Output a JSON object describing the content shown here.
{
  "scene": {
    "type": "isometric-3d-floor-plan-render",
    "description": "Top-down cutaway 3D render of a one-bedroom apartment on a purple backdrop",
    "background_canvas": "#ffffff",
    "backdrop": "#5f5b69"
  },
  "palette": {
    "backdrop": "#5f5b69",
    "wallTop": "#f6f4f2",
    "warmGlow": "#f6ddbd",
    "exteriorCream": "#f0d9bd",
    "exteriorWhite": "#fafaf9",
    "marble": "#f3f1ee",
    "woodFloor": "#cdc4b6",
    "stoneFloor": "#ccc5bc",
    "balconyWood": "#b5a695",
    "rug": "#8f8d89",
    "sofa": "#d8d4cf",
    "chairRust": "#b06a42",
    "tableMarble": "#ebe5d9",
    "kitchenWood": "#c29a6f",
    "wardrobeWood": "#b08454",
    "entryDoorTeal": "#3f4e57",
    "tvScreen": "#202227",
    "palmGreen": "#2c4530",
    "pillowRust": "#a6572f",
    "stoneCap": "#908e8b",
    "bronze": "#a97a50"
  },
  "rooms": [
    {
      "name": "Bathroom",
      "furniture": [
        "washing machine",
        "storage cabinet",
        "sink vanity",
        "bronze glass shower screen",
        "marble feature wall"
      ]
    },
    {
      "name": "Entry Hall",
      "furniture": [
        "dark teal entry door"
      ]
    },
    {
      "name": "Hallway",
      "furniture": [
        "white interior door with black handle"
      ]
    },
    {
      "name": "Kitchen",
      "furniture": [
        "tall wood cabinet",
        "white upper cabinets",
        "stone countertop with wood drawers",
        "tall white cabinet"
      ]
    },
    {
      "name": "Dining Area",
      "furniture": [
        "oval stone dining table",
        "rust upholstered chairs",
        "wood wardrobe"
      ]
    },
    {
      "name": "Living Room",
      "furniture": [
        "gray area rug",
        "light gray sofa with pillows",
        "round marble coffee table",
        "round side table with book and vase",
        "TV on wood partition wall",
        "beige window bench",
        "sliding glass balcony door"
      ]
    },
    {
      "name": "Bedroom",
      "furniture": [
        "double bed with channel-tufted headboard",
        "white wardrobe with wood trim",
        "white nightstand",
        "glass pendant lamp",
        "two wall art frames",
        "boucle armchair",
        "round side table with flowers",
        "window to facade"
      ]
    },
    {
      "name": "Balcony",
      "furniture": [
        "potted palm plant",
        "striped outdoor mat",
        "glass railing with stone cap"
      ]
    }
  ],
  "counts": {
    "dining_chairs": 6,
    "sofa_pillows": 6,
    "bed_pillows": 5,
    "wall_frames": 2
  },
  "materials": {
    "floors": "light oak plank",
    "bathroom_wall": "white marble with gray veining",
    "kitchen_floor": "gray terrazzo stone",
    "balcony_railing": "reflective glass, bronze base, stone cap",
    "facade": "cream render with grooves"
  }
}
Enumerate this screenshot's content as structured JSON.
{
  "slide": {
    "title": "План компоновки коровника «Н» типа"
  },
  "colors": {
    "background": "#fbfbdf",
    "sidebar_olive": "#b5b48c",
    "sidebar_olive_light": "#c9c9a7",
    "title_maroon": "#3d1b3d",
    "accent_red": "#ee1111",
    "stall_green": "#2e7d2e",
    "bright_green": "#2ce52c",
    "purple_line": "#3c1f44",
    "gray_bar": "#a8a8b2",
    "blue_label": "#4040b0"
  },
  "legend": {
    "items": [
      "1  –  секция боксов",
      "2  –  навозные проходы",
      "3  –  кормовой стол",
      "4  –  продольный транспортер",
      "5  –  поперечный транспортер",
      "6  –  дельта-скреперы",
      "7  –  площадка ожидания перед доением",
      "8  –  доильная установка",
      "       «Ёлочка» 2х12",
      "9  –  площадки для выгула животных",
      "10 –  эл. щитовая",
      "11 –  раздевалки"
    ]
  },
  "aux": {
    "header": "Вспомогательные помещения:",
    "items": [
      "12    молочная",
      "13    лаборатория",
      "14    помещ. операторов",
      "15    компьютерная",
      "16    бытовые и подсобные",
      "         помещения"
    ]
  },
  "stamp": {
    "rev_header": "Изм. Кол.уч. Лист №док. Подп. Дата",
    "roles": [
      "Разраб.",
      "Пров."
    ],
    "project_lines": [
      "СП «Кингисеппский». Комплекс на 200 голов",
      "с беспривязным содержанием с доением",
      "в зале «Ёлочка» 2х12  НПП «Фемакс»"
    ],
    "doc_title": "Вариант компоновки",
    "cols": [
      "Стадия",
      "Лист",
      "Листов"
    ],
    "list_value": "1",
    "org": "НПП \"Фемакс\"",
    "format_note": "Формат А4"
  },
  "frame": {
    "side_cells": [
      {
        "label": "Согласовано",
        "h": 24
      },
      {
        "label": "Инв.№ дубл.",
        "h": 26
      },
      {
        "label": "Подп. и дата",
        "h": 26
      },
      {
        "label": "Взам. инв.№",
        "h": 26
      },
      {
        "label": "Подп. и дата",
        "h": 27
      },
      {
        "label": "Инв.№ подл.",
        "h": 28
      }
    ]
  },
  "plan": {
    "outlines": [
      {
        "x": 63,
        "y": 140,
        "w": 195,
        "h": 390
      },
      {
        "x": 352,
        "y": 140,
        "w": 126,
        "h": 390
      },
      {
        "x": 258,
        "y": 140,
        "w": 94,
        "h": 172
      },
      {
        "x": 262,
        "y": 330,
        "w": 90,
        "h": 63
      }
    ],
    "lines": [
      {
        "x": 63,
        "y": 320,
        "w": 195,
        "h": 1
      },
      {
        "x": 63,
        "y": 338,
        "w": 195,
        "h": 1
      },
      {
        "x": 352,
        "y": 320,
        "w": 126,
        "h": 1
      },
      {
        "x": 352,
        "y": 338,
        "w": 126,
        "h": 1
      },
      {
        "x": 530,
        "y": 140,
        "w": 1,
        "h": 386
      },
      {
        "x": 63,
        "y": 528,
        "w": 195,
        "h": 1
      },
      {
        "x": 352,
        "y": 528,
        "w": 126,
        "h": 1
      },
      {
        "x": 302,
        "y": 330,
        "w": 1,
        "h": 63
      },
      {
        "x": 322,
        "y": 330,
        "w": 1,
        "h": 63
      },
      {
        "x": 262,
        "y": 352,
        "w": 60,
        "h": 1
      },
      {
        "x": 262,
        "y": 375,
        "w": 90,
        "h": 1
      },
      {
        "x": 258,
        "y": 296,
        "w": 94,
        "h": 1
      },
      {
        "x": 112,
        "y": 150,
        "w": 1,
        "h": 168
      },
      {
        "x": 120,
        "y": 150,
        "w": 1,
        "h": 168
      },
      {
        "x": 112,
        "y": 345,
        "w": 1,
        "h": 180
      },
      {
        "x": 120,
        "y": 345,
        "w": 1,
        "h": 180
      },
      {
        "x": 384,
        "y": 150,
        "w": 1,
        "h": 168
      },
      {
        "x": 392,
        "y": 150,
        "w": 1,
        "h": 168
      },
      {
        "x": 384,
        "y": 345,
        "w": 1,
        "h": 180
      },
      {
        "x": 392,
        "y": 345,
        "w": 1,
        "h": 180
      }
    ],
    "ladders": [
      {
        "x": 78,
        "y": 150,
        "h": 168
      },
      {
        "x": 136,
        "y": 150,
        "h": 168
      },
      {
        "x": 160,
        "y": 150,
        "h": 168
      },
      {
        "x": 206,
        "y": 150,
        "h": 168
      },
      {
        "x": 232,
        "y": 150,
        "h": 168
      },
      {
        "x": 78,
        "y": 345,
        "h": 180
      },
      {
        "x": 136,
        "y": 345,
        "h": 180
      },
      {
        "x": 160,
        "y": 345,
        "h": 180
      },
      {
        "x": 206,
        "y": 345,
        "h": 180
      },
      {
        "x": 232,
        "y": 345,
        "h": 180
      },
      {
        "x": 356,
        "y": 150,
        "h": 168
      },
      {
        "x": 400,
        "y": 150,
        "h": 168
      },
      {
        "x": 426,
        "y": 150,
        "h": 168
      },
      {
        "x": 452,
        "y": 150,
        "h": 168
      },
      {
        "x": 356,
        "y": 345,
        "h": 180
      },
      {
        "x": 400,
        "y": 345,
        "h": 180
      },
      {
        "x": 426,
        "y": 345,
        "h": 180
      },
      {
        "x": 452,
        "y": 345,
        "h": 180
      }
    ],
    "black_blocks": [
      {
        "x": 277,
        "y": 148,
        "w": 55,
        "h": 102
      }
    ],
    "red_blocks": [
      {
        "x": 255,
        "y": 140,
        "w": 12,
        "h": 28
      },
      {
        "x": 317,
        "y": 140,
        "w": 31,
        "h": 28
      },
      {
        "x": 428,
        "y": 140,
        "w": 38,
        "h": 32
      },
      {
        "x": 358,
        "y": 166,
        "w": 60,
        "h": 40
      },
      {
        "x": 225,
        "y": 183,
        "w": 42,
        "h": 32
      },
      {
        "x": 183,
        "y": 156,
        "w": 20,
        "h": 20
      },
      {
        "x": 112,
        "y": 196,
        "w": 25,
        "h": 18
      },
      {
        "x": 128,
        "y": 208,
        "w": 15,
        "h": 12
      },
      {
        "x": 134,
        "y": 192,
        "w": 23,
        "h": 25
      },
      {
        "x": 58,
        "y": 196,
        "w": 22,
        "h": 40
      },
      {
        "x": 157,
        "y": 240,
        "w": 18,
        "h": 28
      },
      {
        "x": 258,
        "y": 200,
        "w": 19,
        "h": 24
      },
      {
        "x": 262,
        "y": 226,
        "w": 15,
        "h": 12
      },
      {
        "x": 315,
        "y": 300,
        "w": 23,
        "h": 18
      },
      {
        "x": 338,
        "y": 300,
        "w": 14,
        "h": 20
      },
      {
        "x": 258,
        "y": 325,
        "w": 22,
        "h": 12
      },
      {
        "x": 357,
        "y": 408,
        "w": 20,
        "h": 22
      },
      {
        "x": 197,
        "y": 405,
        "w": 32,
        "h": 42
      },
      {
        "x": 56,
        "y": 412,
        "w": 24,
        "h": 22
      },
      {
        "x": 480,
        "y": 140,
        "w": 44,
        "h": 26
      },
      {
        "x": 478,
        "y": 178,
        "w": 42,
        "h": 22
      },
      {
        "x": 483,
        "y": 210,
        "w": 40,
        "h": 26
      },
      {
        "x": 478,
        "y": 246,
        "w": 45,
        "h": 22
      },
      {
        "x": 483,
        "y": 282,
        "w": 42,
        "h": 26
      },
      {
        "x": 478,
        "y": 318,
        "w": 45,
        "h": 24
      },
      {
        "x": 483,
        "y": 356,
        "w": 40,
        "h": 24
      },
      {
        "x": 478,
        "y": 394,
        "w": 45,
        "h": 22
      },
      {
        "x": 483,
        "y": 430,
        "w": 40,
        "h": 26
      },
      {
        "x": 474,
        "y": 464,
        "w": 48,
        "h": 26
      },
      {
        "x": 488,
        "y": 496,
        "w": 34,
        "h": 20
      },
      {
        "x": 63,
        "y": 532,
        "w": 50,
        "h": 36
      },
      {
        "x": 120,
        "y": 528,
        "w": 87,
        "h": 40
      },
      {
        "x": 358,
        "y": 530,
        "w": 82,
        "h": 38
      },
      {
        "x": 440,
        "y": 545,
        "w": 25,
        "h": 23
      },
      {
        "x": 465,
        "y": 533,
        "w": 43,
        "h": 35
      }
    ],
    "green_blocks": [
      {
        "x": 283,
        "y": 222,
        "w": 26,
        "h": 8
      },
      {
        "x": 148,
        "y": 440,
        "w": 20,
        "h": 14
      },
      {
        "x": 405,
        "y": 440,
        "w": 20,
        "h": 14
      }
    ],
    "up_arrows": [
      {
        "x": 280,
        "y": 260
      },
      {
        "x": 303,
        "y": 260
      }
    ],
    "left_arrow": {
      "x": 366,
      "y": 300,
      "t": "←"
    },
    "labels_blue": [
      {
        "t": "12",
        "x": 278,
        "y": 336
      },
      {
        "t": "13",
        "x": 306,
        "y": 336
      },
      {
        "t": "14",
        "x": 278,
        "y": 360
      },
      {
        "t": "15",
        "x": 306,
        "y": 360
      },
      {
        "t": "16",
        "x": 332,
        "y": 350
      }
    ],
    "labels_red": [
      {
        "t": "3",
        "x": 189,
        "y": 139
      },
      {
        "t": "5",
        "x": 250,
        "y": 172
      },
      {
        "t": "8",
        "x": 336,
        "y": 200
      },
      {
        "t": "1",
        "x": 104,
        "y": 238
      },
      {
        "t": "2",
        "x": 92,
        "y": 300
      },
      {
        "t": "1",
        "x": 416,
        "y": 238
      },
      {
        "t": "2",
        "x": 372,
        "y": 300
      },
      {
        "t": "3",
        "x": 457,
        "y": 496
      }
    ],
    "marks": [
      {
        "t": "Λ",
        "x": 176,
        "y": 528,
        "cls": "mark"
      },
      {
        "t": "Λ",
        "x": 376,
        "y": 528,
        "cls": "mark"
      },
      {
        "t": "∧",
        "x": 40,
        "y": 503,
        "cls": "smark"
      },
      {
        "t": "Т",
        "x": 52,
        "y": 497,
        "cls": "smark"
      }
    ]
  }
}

--------------------

> **The task**
Show every line of the records above that contains the word "компоновки".

> **Solution to this exercise**
    "title": "План компоновки коровника «Н» типа"
    "doc_title": "Вариант компоновки",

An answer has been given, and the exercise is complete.